Erwin Leo Himmel (born April 9, 1956 in Graz, Austria) is an Austrian automobile designer. He was one of the first designers who recognized the future importance of a consistent brand design in the automotive industry.

Background

Born as the second of two sons in 1956, Erwin Leo Himmel grew up in Leibnitz, Austria. After finishing high school, he started to study architecture at the Graz University of Technology. In the second year of his studies, he read an article about automobile design, where he recognized the existence of the profession of an automobile designer. While studying further he taught himself to sketch cars by copying drawings he found in magazines. He trained himself for more than one year and became freer and freer in his style. After preparing a portfolio of his own designs, he applied for a job as an automobile designer in Germany. Getting accepted by Audi, Ford, and Volkswagen, Himmel decided to quit his studies and took the job at Audi. The former chief designer of Audi Hartmut Warkuss saw his talent and potential immediately and offered him a scholarship for the Royal College of Art in London, the international elite college in design. Himmel attended the full two-year master program and graduated in 1981 as ‘Master of Design’. These years in London, where he got to know people such as Raymond Loewy, were one of the most influencing times in his life.

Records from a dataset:
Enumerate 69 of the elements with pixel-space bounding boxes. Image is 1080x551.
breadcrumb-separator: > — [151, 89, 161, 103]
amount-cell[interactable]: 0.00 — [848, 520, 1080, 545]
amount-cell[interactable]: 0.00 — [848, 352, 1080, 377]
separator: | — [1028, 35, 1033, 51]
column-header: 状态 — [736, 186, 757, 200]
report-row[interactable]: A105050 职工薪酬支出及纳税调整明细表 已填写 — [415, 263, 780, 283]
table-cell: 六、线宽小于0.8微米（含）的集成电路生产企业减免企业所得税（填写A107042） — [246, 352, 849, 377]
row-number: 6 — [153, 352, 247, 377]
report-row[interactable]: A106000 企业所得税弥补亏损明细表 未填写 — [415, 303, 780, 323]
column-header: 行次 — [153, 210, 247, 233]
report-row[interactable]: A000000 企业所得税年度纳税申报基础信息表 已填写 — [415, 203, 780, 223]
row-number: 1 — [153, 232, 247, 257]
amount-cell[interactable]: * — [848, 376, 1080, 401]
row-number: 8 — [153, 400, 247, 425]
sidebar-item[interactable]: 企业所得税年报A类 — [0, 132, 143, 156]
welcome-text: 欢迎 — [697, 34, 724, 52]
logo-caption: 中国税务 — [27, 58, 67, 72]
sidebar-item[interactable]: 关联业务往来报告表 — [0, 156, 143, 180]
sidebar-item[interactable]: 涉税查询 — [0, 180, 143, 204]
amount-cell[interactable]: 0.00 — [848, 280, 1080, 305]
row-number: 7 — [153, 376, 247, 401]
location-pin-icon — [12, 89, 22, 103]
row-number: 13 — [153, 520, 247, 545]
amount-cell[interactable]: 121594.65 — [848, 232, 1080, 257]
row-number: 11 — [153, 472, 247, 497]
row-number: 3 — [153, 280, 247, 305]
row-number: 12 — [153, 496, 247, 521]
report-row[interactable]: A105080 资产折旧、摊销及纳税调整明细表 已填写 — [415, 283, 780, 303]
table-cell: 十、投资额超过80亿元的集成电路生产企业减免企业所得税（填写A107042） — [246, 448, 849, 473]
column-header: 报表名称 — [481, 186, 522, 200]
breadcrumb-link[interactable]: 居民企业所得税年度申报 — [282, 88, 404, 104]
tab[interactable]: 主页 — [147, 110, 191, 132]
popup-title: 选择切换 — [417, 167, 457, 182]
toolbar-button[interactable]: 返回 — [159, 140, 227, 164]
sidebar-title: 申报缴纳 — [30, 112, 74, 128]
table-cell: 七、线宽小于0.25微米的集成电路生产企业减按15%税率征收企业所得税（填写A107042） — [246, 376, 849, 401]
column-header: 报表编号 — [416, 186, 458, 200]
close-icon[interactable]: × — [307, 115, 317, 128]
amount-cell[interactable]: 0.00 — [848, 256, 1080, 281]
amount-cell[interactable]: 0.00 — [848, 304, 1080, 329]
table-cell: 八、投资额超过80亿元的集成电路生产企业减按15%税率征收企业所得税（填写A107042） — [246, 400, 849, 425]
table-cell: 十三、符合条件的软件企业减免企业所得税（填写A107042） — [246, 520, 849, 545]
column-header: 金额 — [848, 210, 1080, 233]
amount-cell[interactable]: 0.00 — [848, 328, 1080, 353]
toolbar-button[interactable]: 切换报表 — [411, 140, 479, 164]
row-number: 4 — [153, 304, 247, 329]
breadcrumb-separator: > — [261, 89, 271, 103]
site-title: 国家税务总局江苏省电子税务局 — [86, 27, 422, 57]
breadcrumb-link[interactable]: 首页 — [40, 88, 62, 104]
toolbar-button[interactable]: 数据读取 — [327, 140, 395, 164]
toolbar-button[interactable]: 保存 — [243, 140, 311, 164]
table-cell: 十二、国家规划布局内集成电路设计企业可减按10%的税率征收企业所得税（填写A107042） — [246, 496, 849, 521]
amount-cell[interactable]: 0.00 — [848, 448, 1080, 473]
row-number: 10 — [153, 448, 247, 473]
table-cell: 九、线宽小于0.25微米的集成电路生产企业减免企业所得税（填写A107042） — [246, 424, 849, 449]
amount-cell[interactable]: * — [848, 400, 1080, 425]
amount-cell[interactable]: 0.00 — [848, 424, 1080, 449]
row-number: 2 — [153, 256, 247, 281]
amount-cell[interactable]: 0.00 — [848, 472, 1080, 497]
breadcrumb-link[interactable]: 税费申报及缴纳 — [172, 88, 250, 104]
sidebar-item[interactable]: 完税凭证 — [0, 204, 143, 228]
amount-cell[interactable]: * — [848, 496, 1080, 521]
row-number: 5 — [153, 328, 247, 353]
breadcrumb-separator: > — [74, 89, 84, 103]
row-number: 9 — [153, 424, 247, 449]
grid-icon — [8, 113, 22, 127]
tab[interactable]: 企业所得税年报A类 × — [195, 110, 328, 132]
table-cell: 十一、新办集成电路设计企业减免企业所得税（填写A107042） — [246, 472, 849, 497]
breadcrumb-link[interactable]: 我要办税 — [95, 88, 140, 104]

SHORT TASK A: In the text on Erwin Leo Himmel, which college did Audi's former chief designer Hartmut Warkuss offer Himmel a scholarship for?
SHORT TASK B: Reproduce the stretch of the text on Erwin Leo Himmel from "Erwin Leo Himmel (born" through "the automotive industry.".

EXERCISE RESPONSE A: The Royal College of Art in London.

EXERCISE RESPONSE B:
Erwin Leo Himmel (born April 9, 1956 in Graz, Austria) is an Austrian automobile designer. He was one of the first designers who recognized the future importance of a consistent brand design in the automotive industry.